----- Records shown -----

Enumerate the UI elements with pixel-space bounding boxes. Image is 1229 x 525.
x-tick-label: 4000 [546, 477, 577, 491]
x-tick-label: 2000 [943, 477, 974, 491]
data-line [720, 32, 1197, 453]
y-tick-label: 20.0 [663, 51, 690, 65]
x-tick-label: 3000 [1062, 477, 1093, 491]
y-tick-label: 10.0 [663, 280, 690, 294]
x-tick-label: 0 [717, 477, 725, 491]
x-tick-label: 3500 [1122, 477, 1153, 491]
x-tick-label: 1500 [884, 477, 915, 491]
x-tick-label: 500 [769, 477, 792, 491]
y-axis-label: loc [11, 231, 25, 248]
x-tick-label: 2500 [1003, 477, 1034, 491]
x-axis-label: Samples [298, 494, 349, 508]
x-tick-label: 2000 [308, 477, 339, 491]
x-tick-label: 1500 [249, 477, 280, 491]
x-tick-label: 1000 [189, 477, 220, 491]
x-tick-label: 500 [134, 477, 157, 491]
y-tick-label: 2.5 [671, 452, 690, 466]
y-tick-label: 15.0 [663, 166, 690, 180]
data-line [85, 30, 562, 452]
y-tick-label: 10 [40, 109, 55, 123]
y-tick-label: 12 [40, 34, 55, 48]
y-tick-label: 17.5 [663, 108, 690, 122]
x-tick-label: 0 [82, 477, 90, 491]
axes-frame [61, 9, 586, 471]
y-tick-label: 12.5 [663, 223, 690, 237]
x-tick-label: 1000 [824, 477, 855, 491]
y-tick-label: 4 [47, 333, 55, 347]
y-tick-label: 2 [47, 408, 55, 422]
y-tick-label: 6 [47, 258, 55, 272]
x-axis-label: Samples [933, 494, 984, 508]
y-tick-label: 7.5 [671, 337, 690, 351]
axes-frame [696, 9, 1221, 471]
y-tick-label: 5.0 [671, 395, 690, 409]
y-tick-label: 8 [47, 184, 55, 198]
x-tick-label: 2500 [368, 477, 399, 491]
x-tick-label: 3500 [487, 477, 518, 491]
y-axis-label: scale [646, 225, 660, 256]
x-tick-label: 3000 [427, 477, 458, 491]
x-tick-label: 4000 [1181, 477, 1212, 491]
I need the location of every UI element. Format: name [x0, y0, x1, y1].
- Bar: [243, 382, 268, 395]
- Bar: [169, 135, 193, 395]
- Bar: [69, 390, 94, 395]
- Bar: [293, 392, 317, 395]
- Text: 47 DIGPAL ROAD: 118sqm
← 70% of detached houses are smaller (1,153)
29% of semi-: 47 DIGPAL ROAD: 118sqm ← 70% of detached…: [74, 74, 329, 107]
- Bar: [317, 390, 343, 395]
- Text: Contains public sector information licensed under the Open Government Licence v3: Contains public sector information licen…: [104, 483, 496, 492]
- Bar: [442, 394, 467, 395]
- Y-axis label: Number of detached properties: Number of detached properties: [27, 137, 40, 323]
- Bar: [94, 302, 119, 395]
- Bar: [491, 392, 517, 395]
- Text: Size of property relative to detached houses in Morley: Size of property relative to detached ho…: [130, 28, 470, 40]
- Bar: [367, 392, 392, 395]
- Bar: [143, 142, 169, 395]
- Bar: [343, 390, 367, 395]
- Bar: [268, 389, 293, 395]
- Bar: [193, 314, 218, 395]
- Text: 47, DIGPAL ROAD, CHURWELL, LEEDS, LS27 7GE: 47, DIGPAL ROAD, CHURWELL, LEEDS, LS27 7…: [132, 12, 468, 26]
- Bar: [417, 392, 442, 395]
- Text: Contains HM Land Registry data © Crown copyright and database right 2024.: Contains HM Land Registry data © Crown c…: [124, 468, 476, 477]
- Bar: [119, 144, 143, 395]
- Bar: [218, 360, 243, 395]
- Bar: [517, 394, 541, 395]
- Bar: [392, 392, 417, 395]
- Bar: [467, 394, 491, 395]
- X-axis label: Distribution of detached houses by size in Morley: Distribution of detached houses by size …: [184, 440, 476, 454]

-----

_Problem statement_
Update everything from the top of the material down to the line containing "x-tick-label: 3000 [1062, 477, 1093, 491]" by changing "data-line" to "plot-line", leaving the rest as it is.

_Solution_
Enumerate the UI elements with pixel-space bounding boxes. Image is 1229 x 525.
x-tick-label: 4000 [546, 477, 577, 491]
x-tick-label: 2000 [943, 477, 974, 491]
plot-line [720, 32, 1197, 453]
y-tick-label: 20.0 [663, 51, 690, 65]
x-tick-label: 3000 [1062, 477, 1093, 491]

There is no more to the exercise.